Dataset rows

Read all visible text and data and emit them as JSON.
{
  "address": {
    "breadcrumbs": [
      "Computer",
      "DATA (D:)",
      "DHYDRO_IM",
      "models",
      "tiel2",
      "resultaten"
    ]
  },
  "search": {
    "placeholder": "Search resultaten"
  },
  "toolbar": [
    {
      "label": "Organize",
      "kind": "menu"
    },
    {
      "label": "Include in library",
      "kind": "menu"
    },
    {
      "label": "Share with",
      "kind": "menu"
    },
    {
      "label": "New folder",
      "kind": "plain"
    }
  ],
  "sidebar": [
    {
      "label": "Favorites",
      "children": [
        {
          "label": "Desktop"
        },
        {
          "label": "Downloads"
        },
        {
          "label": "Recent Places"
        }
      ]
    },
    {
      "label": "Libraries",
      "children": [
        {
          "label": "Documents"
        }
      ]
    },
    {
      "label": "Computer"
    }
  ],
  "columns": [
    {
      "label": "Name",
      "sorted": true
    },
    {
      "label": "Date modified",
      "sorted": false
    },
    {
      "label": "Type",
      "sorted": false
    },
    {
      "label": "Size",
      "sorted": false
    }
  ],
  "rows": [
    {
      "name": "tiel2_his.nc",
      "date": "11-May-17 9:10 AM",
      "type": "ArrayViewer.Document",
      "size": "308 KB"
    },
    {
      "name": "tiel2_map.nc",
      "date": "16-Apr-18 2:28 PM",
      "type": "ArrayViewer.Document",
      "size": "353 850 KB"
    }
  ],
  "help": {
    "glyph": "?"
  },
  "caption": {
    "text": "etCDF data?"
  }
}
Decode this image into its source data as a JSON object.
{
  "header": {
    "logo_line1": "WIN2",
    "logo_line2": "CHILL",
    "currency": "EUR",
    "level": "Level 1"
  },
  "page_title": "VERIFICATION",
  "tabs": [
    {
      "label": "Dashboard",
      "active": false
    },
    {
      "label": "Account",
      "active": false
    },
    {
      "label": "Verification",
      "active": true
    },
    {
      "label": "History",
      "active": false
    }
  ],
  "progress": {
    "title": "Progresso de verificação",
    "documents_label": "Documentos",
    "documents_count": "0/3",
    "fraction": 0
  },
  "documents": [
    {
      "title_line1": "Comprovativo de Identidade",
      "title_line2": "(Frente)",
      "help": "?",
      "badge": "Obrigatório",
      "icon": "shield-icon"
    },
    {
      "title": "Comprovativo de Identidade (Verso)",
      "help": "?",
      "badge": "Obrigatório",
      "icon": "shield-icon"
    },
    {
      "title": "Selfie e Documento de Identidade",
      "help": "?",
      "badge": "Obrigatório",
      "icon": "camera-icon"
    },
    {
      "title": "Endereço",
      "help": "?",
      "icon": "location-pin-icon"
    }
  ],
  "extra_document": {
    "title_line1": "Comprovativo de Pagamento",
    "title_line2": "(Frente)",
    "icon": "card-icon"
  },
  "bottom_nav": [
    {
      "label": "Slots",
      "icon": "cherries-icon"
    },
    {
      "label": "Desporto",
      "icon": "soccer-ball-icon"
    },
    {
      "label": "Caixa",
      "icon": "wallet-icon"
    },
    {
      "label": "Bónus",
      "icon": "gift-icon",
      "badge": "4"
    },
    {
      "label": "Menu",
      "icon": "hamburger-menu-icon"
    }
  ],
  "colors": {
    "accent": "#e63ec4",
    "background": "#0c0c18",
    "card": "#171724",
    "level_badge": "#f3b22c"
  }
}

== TASK DESCRIPTION ==
Gather each line from the listing above that holds "JSON".

== FINISHED EXERCISE ==
Read all visible text and data and emit them as JSON.
Decode this image into its source data as a JSON object.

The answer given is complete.